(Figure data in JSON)
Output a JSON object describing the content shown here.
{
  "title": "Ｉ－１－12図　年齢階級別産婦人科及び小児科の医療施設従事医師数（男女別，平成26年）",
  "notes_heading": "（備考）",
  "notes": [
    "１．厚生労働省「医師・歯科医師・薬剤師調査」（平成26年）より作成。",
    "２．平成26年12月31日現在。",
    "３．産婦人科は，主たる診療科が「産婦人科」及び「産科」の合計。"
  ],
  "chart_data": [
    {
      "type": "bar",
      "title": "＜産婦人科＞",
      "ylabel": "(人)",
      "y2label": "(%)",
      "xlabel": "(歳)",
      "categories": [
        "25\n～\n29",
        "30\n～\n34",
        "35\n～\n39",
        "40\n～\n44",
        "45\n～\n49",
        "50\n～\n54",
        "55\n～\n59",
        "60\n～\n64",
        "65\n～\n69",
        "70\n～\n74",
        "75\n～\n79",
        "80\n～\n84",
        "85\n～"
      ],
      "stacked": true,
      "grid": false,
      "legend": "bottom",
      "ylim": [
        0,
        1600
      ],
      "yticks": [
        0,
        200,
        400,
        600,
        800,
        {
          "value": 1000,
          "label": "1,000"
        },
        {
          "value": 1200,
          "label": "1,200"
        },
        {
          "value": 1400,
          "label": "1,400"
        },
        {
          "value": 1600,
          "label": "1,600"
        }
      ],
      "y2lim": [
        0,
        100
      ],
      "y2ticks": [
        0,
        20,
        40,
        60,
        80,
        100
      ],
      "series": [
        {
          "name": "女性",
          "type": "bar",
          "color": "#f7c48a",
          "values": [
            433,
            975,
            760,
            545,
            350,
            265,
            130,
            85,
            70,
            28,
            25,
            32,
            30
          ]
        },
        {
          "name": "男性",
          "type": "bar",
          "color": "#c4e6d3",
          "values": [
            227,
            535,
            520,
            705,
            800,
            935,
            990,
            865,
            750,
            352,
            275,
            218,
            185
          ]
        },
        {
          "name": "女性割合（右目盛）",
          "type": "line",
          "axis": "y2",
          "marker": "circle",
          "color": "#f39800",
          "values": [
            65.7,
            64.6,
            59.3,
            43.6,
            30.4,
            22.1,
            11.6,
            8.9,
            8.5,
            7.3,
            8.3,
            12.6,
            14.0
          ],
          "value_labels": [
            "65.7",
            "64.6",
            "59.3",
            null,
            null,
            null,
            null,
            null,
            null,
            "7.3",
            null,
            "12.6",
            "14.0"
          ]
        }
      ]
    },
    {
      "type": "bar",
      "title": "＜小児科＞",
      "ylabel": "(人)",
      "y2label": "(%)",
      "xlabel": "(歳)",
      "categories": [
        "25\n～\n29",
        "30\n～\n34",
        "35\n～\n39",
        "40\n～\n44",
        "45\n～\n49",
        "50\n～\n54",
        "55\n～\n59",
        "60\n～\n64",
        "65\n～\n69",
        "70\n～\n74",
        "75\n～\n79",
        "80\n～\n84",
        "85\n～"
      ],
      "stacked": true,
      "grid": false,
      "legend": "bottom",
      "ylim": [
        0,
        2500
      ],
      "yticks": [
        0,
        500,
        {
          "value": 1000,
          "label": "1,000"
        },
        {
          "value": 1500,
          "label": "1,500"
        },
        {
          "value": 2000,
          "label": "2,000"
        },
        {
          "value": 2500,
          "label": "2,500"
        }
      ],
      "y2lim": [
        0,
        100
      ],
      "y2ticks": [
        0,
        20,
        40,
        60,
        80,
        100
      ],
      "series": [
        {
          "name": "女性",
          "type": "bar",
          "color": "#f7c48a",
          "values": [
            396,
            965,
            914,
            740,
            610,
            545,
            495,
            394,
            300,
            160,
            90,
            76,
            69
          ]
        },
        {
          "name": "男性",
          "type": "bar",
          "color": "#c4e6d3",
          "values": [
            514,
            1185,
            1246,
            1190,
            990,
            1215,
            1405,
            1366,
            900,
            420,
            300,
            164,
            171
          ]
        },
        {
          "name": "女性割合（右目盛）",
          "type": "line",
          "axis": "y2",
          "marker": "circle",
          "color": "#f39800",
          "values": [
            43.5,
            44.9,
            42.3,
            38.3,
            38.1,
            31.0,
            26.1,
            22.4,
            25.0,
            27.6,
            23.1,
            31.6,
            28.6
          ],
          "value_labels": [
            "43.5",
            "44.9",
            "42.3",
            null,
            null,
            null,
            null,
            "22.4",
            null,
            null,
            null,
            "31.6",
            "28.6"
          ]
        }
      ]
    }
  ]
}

SHORT EXERCISE: Here, the records must be output exactly and in full.

CORRECT ANSWER:
Output a JSON object describing the content shown here.
{
  "title": "Ｉ－１－12図　年齢階級別産婦人科及び小児科の医療施設従事医師数（男女別，平成26年）",
  "notes_heading": "（備考）",
  "notes": [
    "１．厚生労働省「医師・歯科医師・薬剤師調査」（平成26年）より作成。",
    "２．平成26年12月31日現在。",
    "３．産婦人科は，主たる診療科が「産婦人科」及び「産科」の合計。"
  ],
  "chart_data": [
    {
      "type": "bar",
      "title": "＜産婦人科＞",
      "ylabel": "(人)",
      "y2label": "(%)",
      "xlabel": "(歳)",
      "categories": [
        "25\n～\n29",
        "30\n～\n34",
        "35\n～\n39",
        "40\n～\n44",
        "45\n～\n49",
        "50\n～\n54",
        "55\n～\n59",
        "60\n～\n64",
        "65\n～\n69",
        "70\n～\n74",
        "75\n～\n79",
        "80\n～\n84",
        "85\n～"
      ],
      "stacked": true,
      "grid": false,
      "legend": "bottom",
      "ylim": [
        0,
        1600
      ],
      "yticks": [
        0,
        200,
        400,
        600,
        800,
        {
          "value": 1000,
          "label": "1,000"
        },
        {
          "value": 1200,
          "label": "1,200"
        },
        {
          "value": 1400,
          "label": "1,400"
        },
        {
          "value": 1600,
          "label": "1,600"
        }
      ],
      "y2lim": [
        0,
        100
      ],
      "y2ticks": [
        0,
        20,
        40,
        60,
        80,
        100
      ],
      "series": [
        {
          "name": "女性",
          "type": "bar",
          "color": "#f7c48a",
          "values": [
            433,
            975,
            760,
            545,
            350,
            265,
            130,
            85,
            70,
            28,
            25,
            32,
            30
          ]
        },
        {
          "name": "男性",
          "type": "bar",
          "color": "#c4e6d3",
          "values": [
            227,
            535,
            520,
            705,
            800,
            935,
            990,
            865,
            750,
            352,
            275,
            218,
            185
          ]
        },
        {
          "name": "女性割合（右目盛）",
          "type": "line",
          "axis": "y2",
          "marker": "circle",
          "color": "#f39800",
          "values": [
            65.7,
            64.6,
            59.3,
            43.6,
            30.4,
            22.1,
            11.6,
            8.9,
            8.5,
            7.3,
            8.3,
            12.6,
            14.0
          ],
          "value_labels": [
            "65.7",
            "64.6",
            "59.3",
            null,
            null,
            null,
            null,
            null,
            null,
            "7.3",
            null,
            "12.6",
            "14.0"
          ]
        }
      ]
    },
    {
      "type": "bar",
      "title": "＜小児科＞",
      "ylabel": "(人)",
      "y2label": "(%)",
      "xlabel": "(歳)",
      "categories": [
        "25\n～\n29",
        "30\n～\n34",
        "35\n～\n39",
        "40\n～\n44",
        "45\n～\n49",
        "50\n～\n54",
        "55\n～\n59",
        "60\n～\n64",
        "65\n～\n69",
        "70\n～\n74",
        "75\n～\n79",
        "80\n～\n84",
        "85\n～"
      ],
      "stacked": true,
      "grid": false,
      "legend": "bottom",
      "ylim": [
        0,
        2500
      ],
      "yticks": [
        0,
        500,
        {
          "value": 1000,
          "label": "1,000"
        },
        {
          "value": 1500,
          "label": "1,500"
        },
        {
          "value": 2000,
          "label": "2,000"
        },
        {
          "value": 2500,
          "label": "2,500"
        }
      ],
      "y2lim": [
        0,
        100
      ],
      "y2ticks": [
        0,
        20,
        40,
        60,
        80,
        100
      ],
      "series": [
        {
          "name": "女性",
          "type": "bar",
          "color": "#f7c48a",
          "values": [
            396,
            965,
            914,
            740,
            610,
            545,
            495,
            394,
            300,
            160,
            90,
            76,
            69
          ]
        },
        {
          "name": "男性",
          "type": "bar",
          "color": "#c4e6d3",
          "values": [
            514,
            1185,
            1246,
            1190,
            990,
            1215,
            1405,
            1366,
            900,
            420,
            300,
            164,
            171
          ]
        },
        {
          "name": "女性割合（右目盛）",
          "type": "line",
          "axis": "y2",
          "marker": "circle",
          "color": "#f39800",
          "values": [
            43.5,
            44.9,
            42.3,
            38.3,
            38.1,
            31.0,
            26.1,
            22.4,
            25.0,
            27.6,
            23.1,
            31.6,
            28.6
          ],
          "value_labels": [
            "43.5",
            "44.9",
            "42.3",
            null,
            null,
            null,
            null,
            "22.4",
            null,
            null,
            null,
            "31.6",
            "28.6"
          ]
        }
      ]
    }
  ]
}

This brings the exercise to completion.